→ **Problem to solve**
Extract every line that contains the string "University".

--- Start of Data listing ---

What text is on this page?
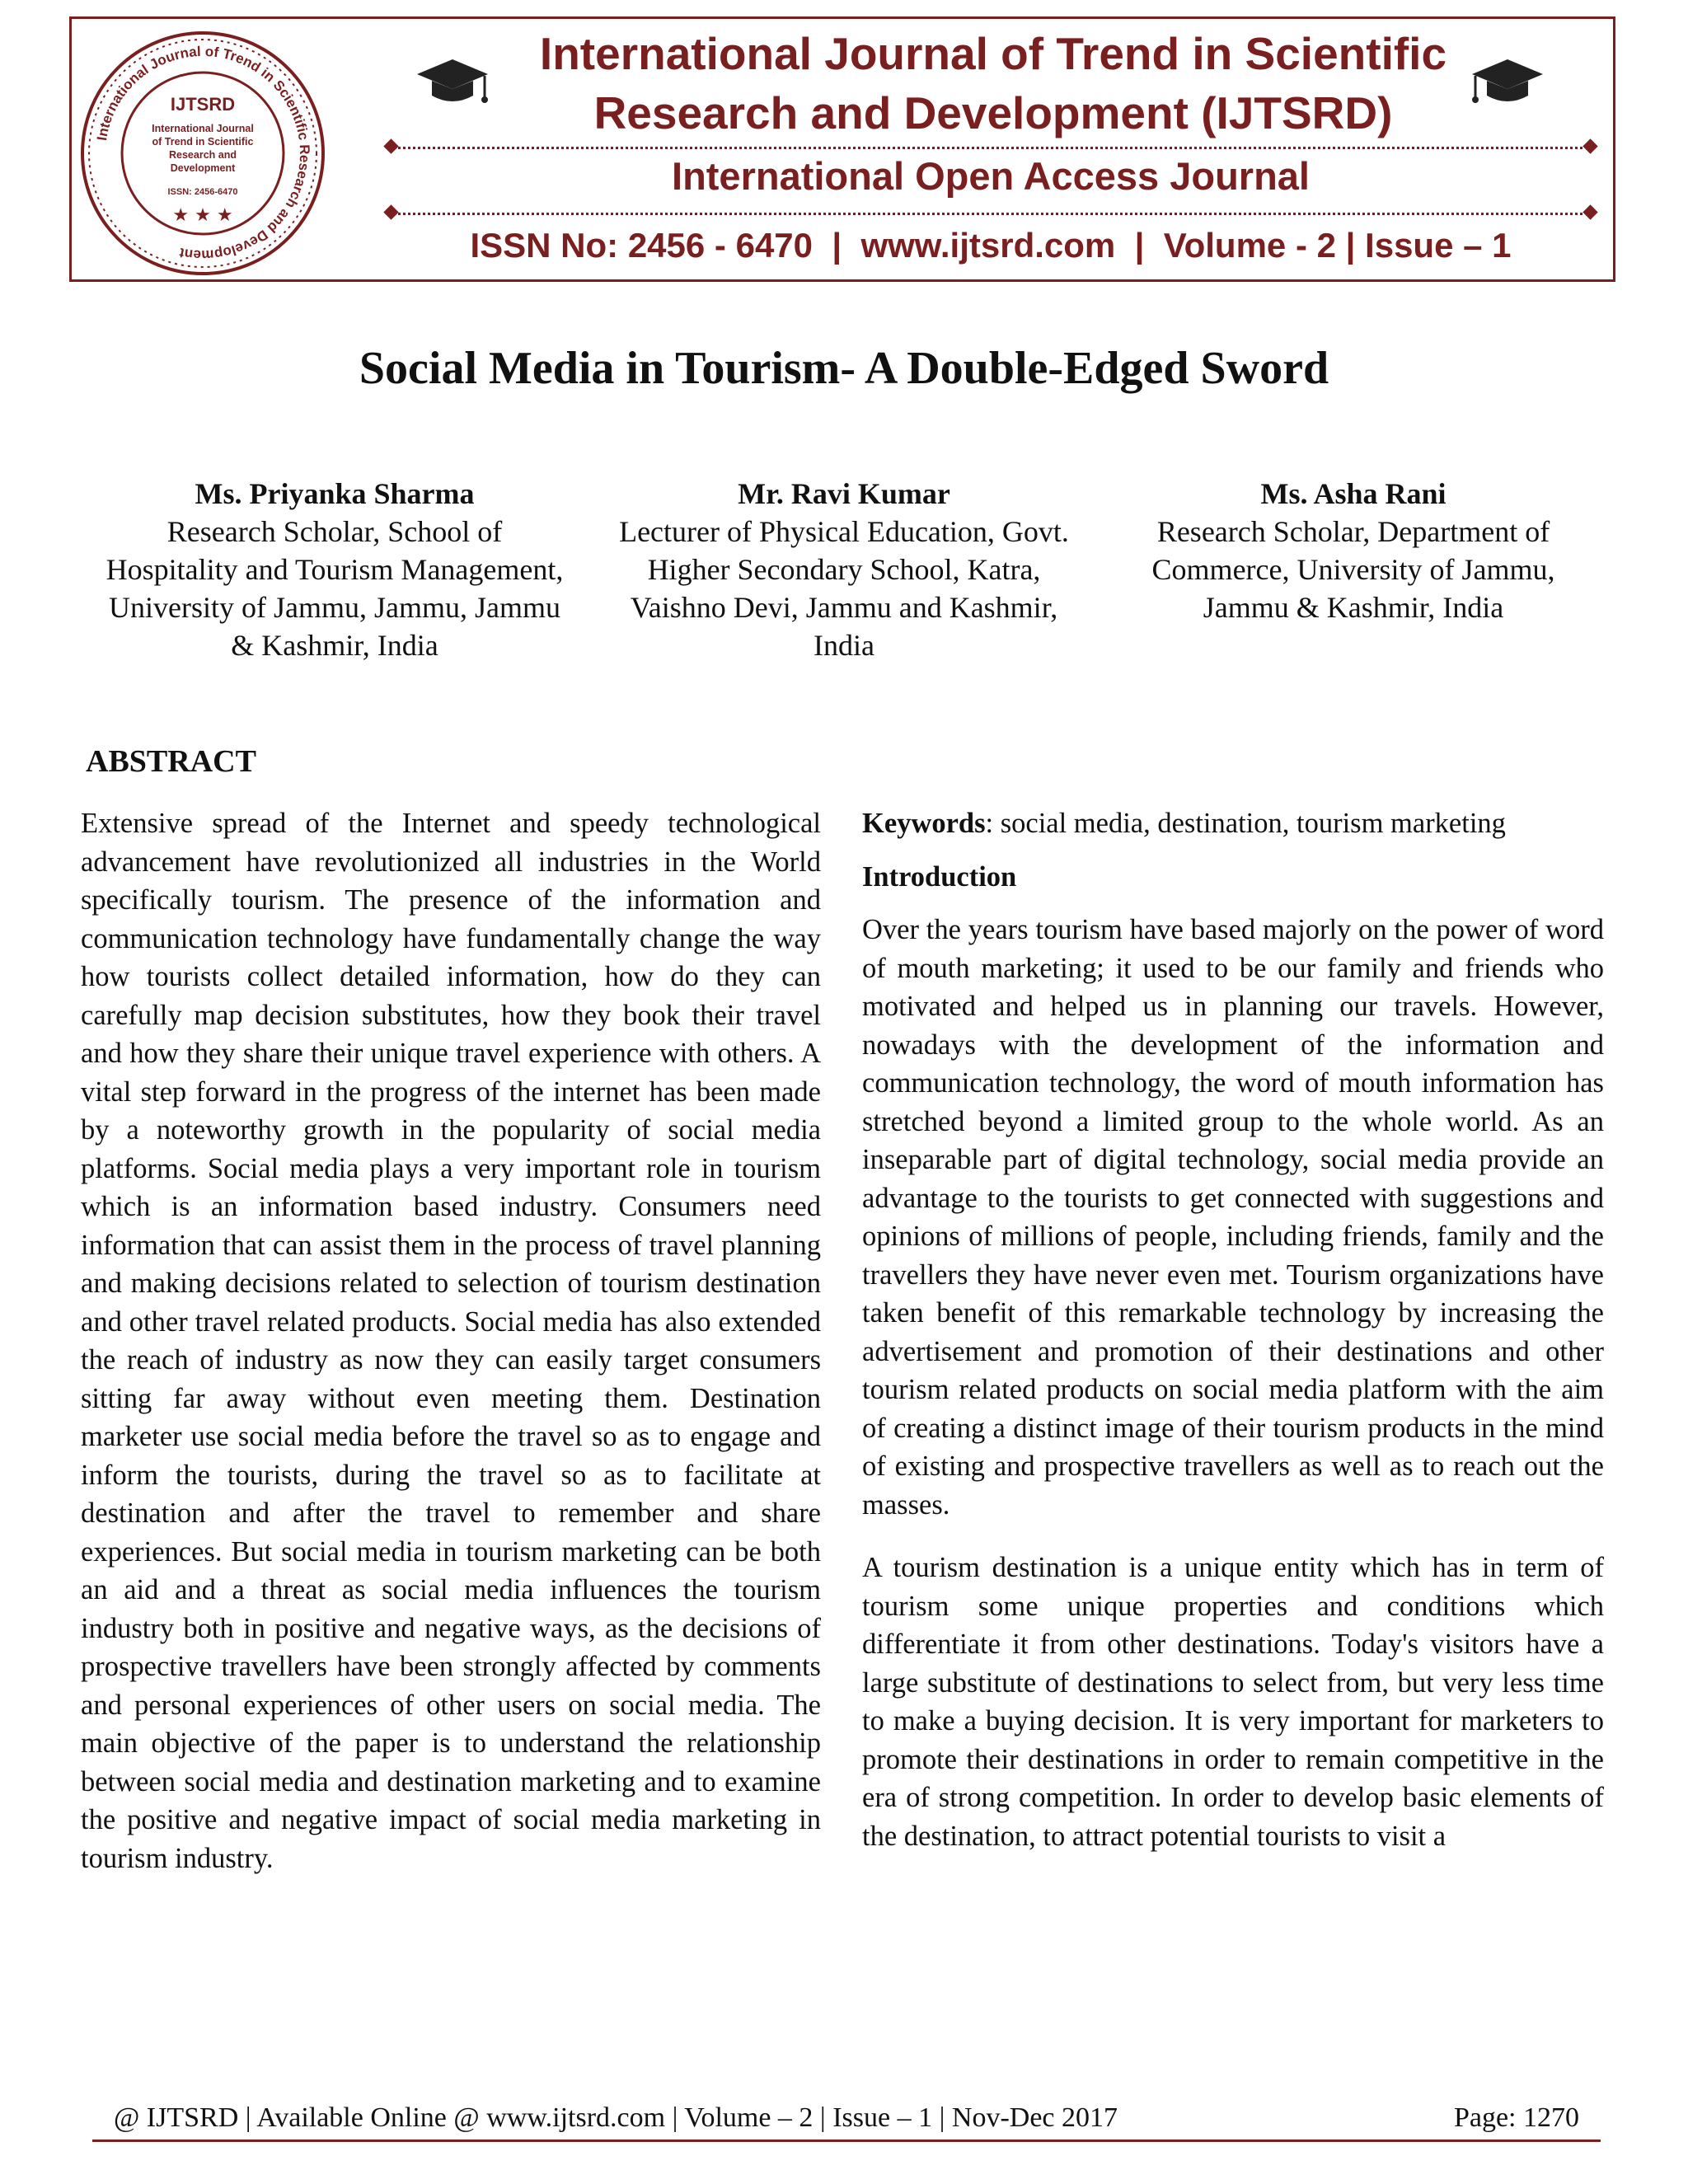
International Journal of Trend in Scientific Research and Development
IJTSRD
International Journal
of Trend in Scientific
Research and
Development
ISSN: 2456-6470
★ ★ ★
International Journal of Trend in Scientific
Research and Development (IJTSRD)
International Open Access Journal
ISSN No: 2456 - 6470  |  www.ijtsrd.com  |  Volume - 2 | Issue – 1
Social Media in Tourism- A Double-Edged Sword
Ms. Priyanka Sharma
Research Scholar, School of Hospitality and Tourism Management, University of Jammu, Jammu, Jammu & Kashmir, India
Mr. Ravi Kumar
Lecturer of Physical Education, Govt. Higher Secondary School, Katra, Vaishno Devi, Jammu and Kashmir, India
Ms. Asha Rani
Research Scholar, Department of Commerce, University of Jammu, Jammu & Kashmir, India
ABSTRACT

Extensive spread of the Internet and speedy technological advancement have revolutionized all industries in the World specifically tourism. The presence of the information and communication technology have fundamentally change the way how tourists collect detailed information, how do they can carefully map decision substitutes, how they book their travel and how they share their unique travel experience with others. A vital step forward in the progress of the internet has been made by a noteworthy growth in the popularity of social media platforms. Social media plays a very important role in tourism which is an information based industry. Consumers need information that can assist them in the process of travel planning and making decisions related to selection of tourism destination and other travel related products. Social media has also extended the reach of industry as now they can easily target consumers sitting far away without even meeting them. Destination marketer use social media before the travel so as to engage and inform the tourists, during the travel so as to facilitate at destination and after the travel to remember and share experiences. But social media in tourism marketing can be both an aid and a threat as social media influences the tourism industry both in positive and negative ways, as the decisions of prospective travellers have been strongly affected by comments and personal experiences of other users on social media. The main objective of the paper is to understand the relationship between social media and destination marketing and to examine the positive and negative impact of social media marketing in tourism industry.

Keywords: social media, destination, tourism marketing

Introduction

Over the years tourism have based majorly on the power of word of mouth marketing; it used to be our family and friends who motivated and helped us in planning our travels. However, nowadays with the development of the information and communication technology, the word of mouth information has stretched beyond a limited group to the whole world. As an inseparable part of digital technology, social media provide an advantage to the tourists to get connected with suggestions and opinions of millions of people, including friends, family and the travellers they have never even met. Tourism organizations have taken benefit of this remarkable technology by increasing the advertisement and promotion of their destinations and other tourism related products on social media platform with the aim of creating a distinct image of their tourism products in the mind of existing and prospective travellers as well as to reach out the masses.

A tourism destination is a unique entity which has in term of tourism some unique properties and conditions which differentiate it from other destinations. Today's visitors have a large substitute of destinations to select from, but very less time to make a buying decision. It is very important for marketers to promote their destinations in order to remain competitive in the era of strong competition. In order to develop basic elements of the destination, to attract potential tourists to visit a

@ IJTSRD | Available Online @ www.ijtsrd.com | Volume – 2 | Issue – 1 | Nov-Dec 2017	Page: 1270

--- End of Data listing ---

→ **The output**
Research Scholar, School of Hospitality and Tourism Management, University of Jammu, Jammu, Jammu & Kashmir, India
Research Scholar, Department of Commerce, University of Jammu, Jammu & Kashmir, India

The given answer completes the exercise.